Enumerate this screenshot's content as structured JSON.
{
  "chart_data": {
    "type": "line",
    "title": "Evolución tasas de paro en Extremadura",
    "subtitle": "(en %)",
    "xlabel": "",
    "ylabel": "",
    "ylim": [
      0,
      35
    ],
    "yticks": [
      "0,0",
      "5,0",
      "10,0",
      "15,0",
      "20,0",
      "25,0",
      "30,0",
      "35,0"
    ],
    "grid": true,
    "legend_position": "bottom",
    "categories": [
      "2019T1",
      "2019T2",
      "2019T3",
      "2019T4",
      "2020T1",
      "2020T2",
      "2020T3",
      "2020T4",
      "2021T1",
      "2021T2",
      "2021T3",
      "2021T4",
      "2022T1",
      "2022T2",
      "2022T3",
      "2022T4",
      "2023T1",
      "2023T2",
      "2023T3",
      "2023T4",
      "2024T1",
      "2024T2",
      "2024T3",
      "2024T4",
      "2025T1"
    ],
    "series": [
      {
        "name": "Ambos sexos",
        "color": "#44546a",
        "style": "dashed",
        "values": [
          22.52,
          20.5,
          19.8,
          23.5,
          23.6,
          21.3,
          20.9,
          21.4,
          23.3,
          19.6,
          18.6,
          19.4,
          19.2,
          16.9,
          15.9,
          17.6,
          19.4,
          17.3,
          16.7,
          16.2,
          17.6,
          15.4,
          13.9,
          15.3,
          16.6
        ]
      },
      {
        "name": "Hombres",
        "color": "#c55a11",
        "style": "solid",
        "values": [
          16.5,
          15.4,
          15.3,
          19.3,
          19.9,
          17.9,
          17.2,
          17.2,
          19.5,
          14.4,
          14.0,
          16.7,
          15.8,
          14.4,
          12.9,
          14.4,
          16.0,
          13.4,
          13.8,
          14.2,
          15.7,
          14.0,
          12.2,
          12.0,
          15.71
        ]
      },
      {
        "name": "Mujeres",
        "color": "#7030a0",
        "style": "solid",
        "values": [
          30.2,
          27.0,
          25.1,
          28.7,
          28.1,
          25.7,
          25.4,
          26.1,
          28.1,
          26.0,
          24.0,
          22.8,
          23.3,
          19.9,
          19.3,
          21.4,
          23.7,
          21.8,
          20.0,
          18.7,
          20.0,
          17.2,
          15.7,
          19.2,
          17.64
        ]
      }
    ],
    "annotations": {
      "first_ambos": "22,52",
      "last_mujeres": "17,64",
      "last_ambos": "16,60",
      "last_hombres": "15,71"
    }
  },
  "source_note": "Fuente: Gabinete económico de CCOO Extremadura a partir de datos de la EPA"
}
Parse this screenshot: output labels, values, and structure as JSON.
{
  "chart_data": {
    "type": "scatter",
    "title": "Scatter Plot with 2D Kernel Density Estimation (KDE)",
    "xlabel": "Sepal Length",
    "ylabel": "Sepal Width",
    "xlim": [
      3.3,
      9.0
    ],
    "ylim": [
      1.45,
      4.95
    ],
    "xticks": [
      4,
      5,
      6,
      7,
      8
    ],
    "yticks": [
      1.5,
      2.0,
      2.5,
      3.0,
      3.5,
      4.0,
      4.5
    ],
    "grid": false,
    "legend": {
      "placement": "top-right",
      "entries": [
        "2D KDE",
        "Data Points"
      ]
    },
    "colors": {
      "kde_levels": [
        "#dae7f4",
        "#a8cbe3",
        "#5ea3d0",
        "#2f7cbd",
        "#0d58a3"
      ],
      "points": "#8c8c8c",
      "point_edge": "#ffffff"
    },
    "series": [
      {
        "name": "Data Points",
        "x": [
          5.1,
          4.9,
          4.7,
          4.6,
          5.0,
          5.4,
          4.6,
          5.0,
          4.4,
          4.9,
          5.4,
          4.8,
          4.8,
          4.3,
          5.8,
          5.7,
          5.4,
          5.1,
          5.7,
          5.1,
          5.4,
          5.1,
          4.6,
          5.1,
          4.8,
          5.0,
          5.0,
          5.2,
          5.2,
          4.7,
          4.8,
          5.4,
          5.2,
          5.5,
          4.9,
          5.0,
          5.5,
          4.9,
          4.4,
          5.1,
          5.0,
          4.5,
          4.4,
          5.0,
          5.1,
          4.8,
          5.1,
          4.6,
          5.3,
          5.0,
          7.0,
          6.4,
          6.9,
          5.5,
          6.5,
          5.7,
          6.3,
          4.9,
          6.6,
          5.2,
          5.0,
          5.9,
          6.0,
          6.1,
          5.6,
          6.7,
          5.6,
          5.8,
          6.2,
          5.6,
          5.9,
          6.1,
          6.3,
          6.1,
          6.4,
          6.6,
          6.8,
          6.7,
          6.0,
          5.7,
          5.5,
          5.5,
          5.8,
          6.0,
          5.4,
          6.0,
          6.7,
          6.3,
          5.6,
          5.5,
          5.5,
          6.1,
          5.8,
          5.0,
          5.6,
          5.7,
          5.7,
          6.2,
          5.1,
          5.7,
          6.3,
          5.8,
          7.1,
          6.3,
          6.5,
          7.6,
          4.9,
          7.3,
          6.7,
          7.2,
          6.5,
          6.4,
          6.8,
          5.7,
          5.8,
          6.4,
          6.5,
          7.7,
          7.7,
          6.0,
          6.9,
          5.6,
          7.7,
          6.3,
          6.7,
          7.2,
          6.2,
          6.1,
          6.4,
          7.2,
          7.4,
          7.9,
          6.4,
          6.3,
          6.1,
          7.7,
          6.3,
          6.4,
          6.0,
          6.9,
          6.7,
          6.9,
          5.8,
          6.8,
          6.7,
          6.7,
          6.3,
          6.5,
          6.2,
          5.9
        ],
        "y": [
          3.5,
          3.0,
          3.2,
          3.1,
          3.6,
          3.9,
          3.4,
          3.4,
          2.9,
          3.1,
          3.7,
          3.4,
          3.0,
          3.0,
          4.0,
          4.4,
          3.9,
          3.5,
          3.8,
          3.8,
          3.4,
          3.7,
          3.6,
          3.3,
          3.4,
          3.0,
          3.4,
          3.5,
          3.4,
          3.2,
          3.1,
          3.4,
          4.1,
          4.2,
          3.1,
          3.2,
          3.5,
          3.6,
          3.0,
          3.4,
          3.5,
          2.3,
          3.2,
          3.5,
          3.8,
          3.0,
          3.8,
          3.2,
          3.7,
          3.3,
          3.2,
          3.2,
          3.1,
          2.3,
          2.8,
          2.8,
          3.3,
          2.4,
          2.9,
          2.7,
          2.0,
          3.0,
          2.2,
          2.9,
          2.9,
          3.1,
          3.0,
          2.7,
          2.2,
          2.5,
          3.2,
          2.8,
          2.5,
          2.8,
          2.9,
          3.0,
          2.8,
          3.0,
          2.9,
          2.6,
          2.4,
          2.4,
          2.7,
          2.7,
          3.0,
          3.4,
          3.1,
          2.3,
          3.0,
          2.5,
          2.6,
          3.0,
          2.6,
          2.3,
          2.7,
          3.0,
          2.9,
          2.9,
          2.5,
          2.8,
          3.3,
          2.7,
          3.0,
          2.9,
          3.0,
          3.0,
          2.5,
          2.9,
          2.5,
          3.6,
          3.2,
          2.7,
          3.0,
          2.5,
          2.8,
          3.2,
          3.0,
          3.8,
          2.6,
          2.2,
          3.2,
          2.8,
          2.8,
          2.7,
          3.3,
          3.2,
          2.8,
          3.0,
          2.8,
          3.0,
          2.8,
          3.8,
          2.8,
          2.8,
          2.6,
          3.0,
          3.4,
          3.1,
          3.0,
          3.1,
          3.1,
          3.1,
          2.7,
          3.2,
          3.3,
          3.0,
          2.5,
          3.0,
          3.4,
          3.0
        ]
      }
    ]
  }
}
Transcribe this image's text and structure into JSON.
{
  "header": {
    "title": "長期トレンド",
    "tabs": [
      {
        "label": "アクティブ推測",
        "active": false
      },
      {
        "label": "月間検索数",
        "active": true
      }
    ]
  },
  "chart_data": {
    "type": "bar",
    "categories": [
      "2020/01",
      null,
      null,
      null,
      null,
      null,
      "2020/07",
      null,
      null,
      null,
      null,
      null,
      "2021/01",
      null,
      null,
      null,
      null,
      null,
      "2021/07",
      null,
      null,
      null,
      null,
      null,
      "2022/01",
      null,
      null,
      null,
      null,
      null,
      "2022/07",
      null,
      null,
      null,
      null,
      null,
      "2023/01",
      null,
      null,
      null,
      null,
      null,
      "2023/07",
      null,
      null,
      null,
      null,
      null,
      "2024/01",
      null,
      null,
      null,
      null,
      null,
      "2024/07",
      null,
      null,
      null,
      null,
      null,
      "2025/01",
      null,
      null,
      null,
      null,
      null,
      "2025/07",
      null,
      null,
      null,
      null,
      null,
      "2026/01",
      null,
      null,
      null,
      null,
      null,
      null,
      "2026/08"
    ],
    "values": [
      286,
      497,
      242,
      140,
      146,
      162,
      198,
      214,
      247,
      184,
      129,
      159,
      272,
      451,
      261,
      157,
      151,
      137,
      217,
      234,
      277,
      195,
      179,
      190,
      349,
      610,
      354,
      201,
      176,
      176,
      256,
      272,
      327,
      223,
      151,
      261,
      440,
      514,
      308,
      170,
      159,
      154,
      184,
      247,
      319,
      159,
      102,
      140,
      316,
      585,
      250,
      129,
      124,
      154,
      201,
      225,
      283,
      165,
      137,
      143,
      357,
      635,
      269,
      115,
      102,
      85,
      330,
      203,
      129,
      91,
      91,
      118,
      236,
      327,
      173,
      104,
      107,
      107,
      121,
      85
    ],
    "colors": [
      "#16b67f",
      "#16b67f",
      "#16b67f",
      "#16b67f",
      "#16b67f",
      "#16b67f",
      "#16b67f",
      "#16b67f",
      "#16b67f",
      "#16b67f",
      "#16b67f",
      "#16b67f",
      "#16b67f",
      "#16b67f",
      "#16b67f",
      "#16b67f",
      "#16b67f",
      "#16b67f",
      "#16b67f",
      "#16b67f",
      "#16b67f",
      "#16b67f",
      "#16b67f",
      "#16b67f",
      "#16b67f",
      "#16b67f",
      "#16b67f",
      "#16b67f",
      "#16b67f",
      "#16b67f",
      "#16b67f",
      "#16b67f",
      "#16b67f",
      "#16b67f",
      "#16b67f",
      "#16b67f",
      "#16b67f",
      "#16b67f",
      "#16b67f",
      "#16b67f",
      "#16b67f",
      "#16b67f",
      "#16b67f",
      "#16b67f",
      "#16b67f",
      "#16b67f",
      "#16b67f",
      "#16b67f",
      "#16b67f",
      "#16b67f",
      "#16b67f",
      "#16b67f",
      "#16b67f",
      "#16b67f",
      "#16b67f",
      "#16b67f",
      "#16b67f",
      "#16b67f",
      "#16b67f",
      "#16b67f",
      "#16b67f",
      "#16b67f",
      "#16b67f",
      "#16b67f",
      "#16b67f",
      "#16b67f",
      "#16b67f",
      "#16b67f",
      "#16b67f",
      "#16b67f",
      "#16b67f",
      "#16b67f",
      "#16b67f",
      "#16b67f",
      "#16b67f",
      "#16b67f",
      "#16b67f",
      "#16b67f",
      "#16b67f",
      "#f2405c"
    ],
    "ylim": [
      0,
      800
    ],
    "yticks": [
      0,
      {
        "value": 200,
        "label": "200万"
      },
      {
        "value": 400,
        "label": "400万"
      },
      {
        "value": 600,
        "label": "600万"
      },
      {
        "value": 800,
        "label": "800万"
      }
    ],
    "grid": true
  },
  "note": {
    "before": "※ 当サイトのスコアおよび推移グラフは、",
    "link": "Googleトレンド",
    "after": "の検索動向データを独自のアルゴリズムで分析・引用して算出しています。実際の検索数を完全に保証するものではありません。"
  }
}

——————————

■ WRITTEN EXERCISE ■
Filter the entries down to the lines containing "Extremadura". Copy each of those lines.

■ CORRECT RESULT ■
    "title": "Evolución tasas de paro en Extremadura",
  "source_note": "Fuente: Gabinete económico de CCOO Extremadura a partir de datos de la EPA"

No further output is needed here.